Take each line that has the word "Member" and return it.

^^^^^^^^

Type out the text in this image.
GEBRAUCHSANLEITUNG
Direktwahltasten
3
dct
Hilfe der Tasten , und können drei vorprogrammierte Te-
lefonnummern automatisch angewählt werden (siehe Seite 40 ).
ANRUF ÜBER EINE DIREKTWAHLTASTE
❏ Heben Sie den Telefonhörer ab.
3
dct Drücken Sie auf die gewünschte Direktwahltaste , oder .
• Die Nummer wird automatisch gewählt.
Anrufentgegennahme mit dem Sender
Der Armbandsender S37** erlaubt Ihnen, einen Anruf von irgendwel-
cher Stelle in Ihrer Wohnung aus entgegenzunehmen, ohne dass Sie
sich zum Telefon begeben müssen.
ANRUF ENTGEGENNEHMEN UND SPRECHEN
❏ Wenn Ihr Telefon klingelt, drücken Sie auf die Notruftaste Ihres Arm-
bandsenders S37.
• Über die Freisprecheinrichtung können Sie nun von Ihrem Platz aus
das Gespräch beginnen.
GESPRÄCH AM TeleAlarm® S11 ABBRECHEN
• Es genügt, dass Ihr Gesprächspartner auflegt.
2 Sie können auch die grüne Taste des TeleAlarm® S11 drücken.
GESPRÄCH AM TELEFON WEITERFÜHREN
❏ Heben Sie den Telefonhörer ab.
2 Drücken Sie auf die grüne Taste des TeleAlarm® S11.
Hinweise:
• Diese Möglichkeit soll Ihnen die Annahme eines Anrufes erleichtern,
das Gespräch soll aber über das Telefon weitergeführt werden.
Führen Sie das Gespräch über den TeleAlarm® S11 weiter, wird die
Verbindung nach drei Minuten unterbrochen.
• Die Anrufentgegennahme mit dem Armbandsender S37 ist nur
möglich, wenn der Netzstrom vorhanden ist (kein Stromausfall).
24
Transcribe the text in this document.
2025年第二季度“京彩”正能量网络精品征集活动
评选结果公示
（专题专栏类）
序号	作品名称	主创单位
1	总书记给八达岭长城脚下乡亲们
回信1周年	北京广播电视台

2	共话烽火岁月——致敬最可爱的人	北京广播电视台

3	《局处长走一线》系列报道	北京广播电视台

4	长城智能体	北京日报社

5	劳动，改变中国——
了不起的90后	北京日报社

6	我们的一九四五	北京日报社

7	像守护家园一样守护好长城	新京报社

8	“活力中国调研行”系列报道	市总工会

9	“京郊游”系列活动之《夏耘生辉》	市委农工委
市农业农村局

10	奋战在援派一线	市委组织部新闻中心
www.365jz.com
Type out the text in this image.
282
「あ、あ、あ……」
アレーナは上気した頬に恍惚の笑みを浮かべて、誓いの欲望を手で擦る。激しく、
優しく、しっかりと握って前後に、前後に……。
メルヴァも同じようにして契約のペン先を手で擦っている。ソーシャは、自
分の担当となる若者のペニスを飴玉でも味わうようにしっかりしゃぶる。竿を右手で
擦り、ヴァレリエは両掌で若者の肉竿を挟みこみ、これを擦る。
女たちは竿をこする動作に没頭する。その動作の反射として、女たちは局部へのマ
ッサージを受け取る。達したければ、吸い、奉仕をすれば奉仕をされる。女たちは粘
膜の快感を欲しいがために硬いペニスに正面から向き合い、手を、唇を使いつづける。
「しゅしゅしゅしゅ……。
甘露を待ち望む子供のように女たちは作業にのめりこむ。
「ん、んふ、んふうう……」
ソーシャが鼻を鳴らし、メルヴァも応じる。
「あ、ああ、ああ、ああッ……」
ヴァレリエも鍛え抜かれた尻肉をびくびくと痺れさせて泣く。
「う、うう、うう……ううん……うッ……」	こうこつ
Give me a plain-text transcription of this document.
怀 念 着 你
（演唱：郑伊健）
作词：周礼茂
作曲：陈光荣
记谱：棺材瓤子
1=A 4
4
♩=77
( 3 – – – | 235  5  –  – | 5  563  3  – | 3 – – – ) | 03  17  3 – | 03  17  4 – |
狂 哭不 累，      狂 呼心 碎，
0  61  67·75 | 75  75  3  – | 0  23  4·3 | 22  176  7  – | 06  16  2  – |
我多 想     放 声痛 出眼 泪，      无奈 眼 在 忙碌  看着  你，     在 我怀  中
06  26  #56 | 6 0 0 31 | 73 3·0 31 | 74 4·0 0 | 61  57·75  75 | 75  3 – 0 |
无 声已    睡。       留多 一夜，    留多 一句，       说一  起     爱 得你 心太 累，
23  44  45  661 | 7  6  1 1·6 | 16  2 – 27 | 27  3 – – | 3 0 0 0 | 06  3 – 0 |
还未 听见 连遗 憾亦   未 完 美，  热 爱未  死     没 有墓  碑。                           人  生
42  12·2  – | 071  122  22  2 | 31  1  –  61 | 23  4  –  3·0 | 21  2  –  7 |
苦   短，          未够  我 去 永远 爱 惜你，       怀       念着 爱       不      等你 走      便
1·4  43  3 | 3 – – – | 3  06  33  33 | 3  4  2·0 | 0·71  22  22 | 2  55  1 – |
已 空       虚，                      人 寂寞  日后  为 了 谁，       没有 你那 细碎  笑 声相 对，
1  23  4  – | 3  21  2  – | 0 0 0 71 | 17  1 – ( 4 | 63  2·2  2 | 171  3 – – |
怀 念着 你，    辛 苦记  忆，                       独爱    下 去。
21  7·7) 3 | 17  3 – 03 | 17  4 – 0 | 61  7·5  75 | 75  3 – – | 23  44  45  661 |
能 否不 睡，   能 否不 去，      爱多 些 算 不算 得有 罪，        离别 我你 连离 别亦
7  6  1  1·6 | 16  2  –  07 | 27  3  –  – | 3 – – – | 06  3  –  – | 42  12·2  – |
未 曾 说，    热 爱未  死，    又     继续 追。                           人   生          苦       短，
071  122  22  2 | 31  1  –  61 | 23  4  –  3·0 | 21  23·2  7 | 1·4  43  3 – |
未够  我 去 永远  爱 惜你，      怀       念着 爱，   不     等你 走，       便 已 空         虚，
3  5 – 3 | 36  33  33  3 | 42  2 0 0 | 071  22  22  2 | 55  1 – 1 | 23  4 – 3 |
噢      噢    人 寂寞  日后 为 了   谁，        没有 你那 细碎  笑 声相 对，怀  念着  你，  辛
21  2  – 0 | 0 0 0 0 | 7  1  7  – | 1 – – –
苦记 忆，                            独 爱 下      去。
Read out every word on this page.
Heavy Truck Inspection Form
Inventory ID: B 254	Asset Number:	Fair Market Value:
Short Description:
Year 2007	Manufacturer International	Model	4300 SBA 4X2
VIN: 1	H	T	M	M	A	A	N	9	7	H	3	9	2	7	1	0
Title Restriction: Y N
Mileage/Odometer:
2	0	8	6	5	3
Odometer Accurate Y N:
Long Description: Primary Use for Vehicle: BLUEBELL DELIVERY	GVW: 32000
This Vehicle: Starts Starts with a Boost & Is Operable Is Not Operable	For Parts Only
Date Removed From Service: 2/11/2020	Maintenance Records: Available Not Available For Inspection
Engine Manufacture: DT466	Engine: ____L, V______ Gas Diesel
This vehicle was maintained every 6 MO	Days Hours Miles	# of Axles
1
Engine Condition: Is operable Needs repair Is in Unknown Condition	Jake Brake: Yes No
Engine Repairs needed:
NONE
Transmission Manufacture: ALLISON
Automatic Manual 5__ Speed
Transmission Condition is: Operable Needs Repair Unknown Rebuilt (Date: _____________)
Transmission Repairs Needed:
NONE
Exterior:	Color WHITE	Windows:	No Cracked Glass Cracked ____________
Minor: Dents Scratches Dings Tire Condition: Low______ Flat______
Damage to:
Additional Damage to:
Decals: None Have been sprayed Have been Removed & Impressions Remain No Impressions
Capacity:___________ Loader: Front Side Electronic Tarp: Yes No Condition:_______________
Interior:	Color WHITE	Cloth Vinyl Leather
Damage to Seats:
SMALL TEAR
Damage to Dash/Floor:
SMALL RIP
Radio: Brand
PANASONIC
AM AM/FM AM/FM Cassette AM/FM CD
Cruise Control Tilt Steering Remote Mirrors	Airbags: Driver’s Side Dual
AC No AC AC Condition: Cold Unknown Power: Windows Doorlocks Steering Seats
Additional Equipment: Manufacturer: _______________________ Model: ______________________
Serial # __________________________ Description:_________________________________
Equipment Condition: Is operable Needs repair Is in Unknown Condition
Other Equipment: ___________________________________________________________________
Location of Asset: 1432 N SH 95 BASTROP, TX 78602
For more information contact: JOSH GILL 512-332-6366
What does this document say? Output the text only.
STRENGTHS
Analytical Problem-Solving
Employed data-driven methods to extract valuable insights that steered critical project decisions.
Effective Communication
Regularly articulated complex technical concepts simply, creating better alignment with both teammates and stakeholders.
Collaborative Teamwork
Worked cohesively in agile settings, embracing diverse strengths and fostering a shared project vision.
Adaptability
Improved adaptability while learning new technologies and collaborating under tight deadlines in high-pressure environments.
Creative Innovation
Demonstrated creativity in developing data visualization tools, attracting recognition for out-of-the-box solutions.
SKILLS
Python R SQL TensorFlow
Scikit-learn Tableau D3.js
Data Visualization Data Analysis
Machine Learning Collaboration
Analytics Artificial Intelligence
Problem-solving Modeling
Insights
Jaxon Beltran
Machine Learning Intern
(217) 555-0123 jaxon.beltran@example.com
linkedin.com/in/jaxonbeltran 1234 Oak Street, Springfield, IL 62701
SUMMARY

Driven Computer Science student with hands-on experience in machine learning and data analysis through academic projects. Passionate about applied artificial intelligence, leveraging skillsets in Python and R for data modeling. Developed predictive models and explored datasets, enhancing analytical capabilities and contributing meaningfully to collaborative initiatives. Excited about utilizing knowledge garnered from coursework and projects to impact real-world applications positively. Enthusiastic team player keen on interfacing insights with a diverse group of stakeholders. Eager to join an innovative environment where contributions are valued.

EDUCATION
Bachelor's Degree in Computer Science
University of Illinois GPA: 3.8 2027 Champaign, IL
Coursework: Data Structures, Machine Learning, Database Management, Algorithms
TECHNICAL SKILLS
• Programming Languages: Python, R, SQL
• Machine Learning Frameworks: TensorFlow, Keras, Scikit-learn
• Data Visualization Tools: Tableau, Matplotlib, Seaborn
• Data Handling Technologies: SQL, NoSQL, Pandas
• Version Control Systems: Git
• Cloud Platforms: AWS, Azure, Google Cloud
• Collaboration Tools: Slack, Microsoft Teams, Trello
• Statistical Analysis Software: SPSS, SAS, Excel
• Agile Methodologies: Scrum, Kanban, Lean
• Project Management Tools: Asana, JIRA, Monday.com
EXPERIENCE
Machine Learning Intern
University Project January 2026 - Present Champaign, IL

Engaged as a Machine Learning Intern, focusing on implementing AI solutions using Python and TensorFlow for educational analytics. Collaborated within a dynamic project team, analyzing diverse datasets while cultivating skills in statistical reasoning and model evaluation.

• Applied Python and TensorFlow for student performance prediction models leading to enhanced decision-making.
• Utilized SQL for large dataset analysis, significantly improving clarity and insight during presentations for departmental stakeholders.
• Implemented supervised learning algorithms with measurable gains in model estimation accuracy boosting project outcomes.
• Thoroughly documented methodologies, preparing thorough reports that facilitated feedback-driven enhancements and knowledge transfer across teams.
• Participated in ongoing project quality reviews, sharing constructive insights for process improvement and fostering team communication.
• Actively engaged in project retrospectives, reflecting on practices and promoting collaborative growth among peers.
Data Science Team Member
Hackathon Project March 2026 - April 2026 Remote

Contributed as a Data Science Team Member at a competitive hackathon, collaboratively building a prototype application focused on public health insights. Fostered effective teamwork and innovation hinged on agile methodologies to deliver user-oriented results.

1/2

^^^^^^^^

Solved exercise:
Data Science Team Member
Contributed as a Data Science Team Member at a competitive hackathon, collaboratively building a prototype application focused on public health insights. Fostered effective teamwork and innovation hinged on agile methodologies to deliver user-oriented results.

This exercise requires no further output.